TASK STATEMENT: Gather every line holding the string "fait".

DATASET RECORDS:

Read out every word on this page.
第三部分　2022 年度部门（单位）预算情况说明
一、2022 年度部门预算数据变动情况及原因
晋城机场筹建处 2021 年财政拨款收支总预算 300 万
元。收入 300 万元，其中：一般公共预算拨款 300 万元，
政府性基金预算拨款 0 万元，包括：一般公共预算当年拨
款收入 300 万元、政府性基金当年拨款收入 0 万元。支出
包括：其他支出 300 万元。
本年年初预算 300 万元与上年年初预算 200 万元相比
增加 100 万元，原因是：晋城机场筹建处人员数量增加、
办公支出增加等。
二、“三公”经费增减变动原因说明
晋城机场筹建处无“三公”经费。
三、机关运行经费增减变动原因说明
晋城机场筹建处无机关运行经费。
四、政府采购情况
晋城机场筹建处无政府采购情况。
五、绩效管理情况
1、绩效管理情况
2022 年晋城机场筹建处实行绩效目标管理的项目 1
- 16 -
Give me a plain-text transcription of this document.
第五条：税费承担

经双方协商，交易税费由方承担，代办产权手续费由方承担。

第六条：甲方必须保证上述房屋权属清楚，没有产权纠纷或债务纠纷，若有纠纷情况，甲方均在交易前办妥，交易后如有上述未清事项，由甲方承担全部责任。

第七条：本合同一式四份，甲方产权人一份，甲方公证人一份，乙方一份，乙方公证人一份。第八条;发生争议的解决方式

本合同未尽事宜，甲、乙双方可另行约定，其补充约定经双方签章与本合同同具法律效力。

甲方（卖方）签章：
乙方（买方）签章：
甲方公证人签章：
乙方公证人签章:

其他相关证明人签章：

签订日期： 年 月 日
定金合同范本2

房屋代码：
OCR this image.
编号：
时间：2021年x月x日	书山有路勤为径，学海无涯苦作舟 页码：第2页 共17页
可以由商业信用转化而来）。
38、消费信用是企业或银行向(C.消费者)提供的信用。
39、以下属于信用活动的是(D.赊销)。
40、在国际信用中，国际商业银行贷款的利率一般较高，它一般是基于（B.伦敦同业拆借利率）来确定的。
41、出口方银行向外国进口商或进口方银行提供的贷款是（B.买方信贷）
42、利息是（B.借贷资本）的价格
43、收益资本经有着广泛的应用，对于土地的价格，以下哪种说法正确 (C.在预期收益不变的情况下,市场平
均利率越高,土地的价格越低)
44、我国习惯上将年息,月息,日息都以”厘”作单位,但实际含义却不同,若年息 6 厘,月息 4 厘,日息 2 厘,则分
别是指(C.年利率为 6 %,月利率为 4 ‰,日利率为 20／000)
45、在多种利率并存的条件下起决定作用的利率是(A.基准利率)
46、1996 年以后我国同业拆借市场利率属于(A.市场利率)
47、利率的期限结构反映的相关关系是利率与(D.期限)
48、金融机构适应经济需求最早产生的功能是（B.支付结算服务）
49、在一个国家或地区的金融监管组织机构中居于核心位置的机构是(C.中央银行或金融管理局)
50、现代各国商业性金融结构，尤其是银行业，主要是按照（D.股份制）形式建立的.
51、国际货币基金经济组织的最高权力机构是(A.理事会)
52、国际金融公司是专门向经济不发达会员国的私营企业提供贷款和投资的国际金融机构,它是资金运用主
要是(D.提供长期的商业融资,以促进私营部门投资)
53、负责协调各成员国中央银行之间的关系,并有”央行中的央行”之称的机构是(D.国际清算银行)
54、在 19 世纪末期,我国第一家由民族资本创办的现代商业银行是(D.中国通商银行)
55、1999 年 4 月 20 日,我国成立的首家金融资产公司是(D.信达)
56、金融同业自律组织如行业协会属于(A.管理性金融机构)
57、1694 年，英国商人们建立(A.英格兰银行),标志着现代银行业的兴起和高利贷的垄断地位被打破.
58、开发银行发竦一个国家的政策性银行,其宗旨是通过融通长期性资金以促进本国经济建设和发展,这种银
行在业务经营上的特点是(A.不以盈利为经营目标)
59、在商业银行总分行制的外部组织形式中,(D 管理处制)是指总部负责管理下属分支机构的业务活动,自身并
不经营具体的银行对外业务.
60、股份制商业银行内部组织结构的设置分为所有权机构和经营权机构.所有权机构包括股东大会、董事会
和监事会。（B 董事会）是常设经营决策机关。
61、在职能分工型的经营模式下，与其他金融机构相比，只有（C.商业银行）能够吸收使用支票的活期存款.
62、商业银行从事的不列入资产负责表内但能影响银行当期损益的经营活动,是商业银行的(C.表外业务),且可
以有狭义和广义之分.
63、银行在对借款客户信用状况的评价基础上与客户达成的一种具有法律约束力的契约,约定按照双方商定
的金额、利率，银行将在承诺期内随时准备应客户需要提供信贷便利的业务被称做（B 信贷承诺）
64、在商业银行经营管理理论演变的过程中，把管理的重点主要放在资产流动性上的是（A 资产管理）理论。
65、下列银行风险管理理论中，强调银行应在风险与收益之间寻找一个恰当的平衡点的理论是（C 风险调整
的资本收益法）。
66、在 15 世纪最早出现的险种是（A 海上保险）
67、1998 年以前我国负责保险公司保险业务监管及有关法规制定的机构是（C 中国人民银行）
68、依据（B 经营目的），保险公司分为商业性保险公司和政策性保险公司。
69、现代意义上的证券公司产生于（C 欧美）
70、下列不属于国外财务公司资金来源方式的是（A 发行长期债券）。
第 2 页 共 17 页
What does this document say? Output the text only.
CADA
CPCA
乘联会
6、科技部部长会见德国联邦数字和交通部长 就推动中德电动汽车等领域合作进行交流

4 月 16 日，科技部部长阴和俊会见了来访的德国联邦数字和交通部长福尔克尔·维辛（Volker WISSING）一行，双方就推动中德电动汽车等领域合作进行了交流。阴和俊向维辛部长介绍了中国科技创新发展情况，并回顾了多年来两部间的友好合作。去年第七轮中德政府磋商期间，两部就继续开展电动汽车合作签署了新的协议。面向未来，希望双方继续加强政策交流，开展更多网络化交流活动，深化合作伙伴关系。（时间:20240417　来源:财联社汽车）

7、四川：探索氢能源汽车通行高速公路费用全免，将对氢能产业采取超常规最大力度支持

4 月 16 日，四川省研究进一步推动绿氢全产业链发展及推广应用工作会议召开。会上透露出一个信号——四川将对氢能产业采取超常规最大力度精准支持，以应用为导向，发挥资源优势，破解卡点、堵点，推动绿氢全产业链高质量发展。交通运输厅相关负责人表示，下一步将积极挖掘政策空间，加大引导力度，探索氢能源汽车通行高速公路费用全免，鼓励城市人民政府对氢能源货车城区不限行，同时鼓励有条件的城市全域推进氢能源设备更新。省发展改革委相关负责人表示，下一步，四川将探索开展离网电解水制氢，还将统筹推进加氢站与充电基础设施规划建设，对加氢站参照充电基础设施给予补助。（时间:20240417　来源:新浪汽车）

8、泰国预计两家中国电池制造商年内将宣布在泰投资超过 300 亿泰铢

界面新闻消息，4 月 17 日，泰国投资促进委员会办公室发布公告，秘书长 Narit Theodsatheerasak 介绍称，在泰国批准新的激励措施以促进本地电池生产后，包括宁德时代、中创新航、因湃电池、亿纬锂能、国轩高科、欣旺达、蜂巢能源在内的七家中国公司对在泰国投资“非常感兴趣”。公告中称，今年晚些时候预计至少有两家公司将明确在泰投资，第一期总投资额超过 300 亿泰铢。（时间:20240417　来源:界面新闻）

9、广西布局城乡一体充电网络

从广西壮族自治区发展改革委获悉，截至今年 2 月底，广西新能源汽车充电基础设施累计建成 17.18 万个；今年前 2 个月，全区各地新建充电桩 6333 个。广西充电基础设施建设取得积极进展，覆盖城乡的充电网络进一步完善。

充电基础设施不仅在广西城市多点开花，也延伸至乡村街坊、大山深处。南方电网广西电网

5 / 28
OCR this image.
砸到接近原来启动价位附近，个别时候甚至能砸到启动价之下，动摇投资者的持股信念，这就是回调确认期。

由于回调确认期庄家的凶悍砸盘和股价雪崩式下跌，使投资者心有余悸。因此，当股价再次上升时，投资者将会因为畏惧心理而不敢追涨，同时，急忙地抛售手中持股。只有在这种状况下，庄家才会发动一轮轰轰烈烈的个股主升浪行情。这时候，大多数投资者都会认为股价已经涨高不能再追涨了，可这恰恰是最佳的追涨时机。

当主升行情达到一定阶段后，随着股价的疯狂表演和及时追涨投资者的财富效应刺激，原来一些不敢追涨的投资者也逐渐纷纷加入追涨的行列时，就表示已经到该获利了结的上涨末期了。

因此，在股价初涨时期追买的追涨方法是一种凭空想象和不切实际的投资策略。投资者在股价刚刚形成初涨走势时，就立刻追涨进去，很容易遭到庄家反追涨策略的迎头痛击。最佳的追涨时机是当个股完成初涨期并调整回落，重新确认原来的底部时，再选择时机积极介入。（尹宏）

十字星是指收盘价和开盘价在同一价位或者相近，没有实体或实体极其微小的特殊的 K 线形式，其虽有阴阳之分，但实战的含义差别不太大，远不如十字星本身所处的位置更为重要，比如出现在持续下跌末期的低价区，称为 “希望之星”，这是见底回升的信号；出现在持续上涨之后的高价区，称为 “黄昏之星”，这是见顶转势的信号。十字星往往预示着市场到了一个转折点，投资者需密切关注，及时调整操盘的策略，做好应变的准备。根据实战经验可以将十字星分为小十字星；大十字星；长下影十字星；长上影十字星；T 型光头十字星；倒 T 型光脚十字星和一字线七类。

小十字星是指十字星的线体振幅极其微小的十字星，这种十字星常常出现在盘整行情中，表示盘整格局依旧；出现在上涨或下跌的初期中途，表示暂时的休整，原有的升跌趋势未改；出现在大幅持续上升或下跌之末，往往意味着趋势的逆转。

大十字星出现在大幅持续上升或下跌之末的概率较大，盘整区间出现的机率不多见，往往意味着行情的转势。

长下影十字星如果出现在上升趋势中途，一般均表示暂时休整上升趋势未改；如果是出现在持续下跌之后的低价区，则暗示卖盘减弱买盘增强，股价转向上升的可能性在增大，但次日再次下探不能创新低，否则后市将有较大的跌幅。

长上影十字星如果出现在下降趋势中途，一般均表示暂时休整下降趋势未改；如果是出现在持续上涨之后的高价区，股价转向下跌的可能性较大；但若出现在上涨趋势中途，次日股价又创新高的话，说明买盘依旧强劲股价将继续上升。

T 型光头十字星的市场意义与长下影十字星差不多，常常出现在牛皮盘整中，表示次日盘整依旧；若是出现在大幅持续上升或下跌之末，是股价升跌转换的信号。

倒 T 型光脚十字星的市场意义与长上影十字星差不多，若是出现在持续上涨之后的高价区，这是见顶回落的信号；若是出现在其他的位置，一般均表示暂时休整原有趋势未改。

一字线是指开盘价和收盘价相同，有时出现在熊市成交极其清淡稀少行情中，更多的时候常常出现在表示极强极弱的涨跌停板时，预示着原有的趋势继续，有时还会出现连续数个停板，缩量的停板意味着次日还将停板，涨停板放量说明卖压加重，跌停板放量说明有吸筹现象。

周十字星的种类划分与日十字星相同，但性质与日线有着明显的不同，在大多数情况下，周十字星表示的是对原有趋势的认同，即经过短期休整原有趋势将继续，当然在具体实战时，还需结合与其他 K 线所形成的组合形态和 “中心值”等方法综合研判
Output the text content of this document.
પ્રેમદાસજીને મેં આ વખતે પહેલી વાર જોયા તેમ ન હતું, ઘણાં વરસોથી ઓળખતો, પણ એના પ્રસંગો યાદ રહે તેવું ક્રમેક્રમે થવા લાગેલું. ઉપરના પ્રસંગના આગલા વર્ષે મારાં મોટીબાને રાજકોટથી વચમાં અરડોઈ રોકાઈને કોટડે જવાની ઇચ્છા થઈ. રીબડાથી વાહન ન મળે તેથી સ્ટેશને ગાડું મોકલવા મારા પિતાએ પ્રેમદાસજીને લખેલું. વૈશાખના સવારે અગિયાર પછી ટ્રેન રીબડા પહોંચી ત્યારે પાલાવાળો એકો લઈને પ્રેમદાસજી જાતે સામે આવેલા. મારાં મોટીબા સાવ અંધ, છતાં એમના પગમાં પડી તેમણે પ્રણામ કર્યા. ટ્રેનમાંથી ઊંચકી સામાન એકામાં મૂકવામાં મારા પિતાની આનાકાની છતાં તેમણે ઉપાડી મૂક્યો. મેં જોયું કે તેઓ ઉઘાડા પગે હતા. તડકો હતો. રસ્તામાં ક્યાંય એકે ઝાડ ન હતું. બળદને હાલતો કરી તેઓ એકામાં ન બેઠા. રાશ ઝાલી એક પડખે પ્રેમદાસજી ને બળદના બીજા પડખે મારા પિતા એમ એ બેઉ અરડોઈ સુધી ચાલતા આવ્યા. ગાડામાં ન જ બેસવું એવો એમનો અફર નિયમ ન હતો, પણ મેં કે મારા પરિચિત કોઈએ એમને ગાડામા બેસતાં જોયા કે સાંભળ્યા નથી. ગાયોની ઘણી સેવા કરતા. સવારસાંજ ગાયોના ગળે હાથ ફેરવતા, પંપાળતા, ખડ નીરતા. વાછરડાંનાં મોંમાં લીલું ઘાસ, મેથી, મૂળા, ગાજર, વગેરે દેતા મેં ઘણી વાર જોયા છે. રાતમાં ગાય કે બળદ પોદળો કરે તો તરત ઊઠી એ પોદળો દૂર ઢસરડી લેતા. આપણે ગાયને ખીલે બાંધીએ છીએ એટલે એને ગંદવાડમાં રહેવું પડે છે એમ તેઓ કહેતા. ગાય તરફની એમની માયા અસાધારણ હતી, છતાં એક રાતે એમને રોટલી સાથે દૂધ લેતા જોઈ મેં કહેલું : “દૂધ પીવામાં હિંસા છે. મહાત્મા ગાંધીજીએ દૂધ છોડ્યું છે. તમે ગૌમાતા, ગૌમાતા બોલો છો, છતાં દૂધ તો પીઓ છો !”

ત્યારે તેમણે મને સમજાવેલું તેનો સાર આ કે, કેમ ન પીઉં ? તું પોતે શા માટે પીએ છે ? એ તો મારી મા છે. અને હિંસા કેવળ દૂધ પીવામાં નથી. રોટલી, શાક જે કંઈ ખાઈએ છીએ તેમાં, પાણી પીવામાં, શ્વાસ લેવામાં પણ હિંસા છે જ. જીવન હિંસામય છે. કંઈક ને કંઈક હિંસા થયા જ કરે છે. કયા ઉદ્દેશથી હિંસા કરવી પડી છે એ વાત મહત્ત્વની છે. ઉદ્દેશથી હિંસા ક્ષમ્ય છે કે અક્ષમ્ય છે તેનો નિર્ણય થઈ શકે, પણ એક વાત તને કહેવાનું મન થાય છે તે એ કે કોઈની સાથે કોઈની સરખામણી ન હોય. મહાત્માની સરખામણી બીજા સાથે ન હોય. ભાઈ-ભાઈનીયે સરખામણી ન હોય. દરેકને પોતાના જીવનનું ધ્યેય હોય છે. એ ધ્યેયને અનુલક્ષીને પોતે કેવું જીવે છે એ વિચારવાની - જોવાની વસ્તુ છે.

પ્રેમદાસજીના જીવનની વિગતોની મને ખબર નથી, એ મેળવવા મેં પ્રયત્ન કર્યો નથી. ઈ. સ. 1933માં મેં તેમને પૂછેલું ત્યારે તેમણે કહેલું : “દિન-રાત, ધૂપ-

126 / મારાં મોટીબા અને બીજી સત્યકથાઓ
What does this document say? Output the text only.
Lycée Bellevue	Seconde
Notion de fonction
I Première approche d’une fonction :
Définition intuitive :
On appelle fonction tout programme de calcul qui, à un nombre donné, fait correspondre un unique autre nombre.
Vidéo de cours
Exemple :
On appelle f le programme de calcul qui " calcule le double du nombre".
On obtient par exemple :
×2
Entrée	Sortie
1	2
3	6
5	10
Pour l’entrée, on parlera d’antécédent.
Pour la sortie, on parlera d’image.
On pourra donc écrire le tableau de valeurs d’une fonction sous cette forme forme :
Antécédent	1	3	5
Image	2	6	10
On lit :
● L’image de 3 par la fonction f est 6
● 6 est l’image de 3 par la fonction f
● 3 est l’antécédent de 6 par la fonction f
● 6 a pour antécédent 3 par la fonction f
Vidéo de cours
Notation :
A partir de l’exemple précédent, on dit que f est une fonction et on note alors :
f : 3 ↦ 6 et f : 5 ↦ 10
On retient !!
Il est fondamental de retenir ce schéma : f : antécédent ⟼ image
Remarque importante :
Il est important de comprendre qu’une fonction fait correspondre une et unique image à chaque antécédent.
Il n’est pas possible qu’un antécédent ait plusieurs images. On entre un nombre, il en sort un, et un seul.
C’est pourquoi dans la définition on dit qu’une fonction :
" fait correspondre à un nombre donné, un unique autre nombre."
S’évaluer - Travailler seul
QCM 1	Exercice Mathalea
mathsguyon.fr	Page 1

ANSWER FOR THE TASK:
On appelle fonction tout programme de calcul qui, à un nombre donné, fait correspondre un unique autre nombre.
Il est important de comprendre qu’une fonction fait correspondre une et unique image à chaque antécédent.
" fait correspondre à un nombre donné, un unique autre nombre."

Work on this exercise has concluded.